* START EXCERPTED DATA *

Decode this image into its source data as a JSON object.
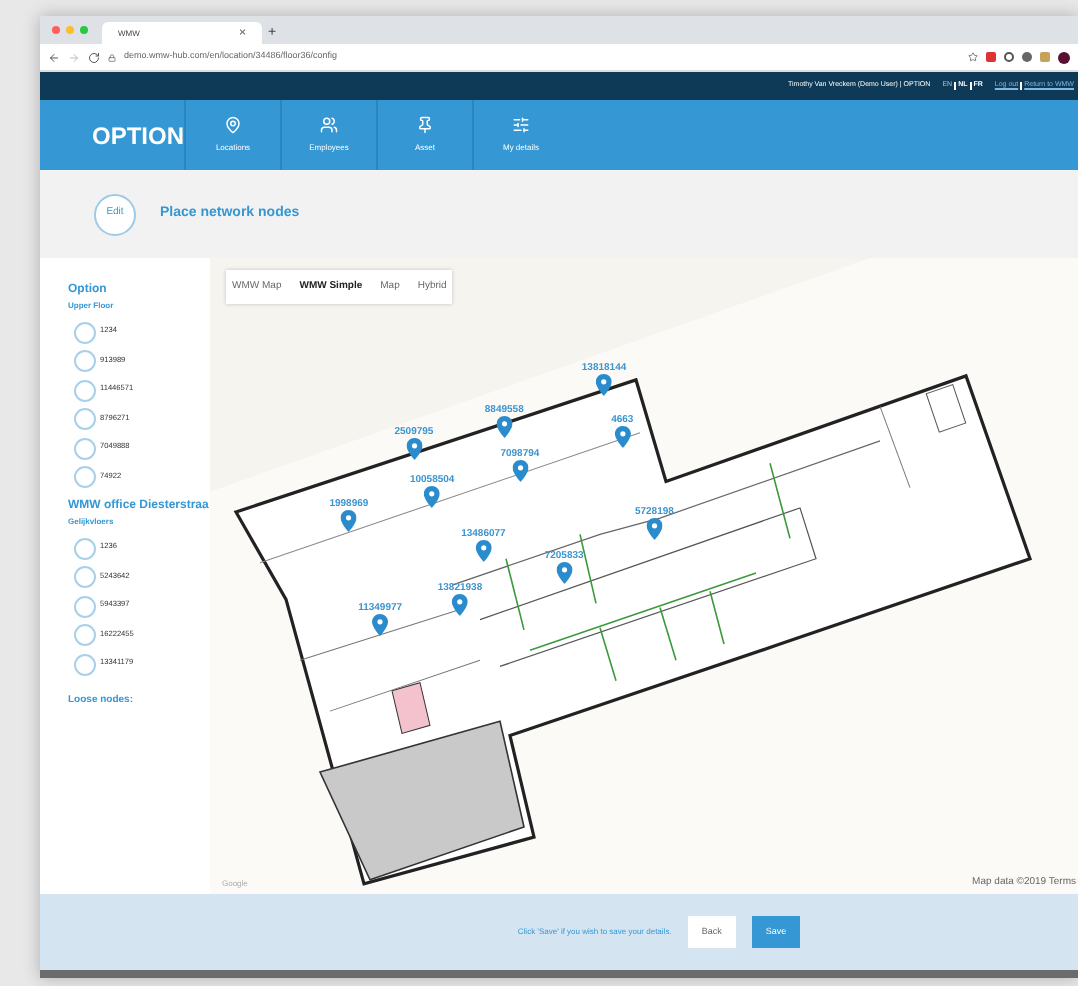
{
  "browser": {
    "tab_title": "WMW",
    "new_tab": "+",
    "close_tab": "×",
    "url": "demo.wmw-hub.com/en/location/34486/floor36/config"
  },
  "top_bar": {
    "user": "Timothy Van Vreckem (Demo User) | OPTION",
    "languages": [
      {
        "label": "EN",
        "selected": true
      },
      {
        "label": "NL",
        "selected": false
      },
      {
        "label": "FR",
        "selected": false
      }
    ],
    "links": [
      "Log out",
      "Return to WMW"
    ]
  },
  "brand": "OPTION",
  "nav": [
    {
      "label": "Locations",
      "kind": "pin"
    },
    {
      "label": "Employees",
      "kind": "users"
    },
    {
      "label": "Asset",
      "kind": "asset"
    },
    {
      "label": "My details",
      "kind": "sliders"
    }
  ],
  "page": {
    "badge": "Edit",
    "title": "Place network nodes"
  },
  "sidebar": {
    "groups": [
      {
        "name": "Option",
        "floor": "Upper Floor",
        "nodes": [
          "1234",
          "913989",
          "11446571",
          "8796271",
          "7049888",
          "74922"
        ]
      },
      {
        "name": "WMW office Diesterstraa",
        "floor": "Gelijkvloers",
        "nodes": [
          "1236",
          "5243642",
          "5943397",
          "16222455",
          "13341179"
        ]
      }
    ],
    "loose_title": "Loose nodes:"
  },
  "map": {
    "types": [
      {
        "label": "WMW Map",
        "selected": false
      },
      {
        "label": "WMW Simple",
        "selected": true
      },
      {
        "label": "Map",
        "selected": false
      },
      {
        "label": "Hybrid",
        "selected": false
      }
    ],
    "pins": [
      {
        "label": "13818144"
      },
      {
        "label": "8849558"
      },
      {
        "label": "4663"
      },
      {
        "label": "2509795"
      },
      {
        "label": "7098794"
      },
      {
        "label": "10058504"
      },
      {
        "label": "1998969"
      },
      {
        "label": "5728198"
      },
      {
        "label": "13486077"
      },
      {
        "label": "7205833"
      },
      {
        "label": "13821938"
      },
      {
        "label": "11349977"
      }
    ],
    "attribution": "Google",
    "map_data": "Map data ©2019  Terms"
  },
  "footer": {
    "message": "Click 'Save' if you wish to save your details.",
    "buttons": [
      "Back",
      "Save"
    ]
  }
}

* END EXCERPTED DATA *

WRITTEN TASK: Copy all the data exactly as written, but skip any picture.

SOLUTION FOR THIS PROBLEM:
Decode this image into its source data as a JSON object.
{
  "browser": {
    "tab_title": "WMW",
    "new_tab": "+",
    "close_tab": "×",
    "url": "demo.wmw-hub.com/en/location/34486/floor36/config"
  },
  "top_bar": {
    "user": "Timothy Van Vreckem (Demo User) | OPTION",
    "languages": [
      {
        "label": "EN",
        "selected": true
      },
      {
        "label": "NL",
        "selected": false
      },
      {
        "label": "FR",
        "selected": false
      }
    ],
    "links": [
      "Log out",
      "Return to WMW"
    ]
  },
  "brand": "OPTION",
  "nav": [
    {
      "label": "Locations",
      "kind": "pin"
    },
    {
      "label": "Employees",
      "kind": "users"
    },
    {
      "label": "Asset",
      "kind": "asset"
    },
    {
      "label": "My details",
      "kind": "sliders"
    }
  ],
  "page": {
    "badge": "Edit",
    "title": "Place network nodes"
  },
  "sidebar": {
    "groups": [
      {
        "name": "Option",
        "floor": "Upper Floor",
        "nodes": [
          "1234",
          "913989",
          "11446571",
          "8796271",
          "7049888",
          "74922"
        ]
      },
      {
        "name": "WMW office Diesterstraa",
        "floor": "Gelijkvloers",
        "nodes": [
          "1236",
          "5243642",
          "5943397",
          "16222455",
          "13341179"
        ]
      }
    ],
    "loose_title": "Loose nodes:"
  },
  "map": {
    "types": [
      {
        "label": "WMW Map",
        "selected": false
      },
      {
        "label": "WMW Simple",
        "selected": true
      },
      {
        "label": "Map",
        "selected": false
      },
      {
        "label": "Hybrid",
        "selected": false
      }
    ],
    "pins": [
      {
        "label": "13818144"
      },
      {
        "label": "8849558"
      },
      {
        "label": "4663"
      },
      {
        "label": "2509795"
      },
      {
        "label": "7098794"
      },
      {
        "label": "10058504"
      },
      {
        "label": "1998969"
      },
      {
        "label": "5728198"
      },
      {
        "label": "13486077"
      },
      {
        "label": "7205833"
      },
      {
        "label": "13821938"
      },
      {
        "label": "11349977"
      }
    ],
    "attribution": "Google",
    "map_data": "Map data ©2019  Terms"
  },
  "footer": {
    "message": "Click 'Save' if you wish to save your details.",
    "buttons": [
      "Back",
      "Save"
    ]
  }
}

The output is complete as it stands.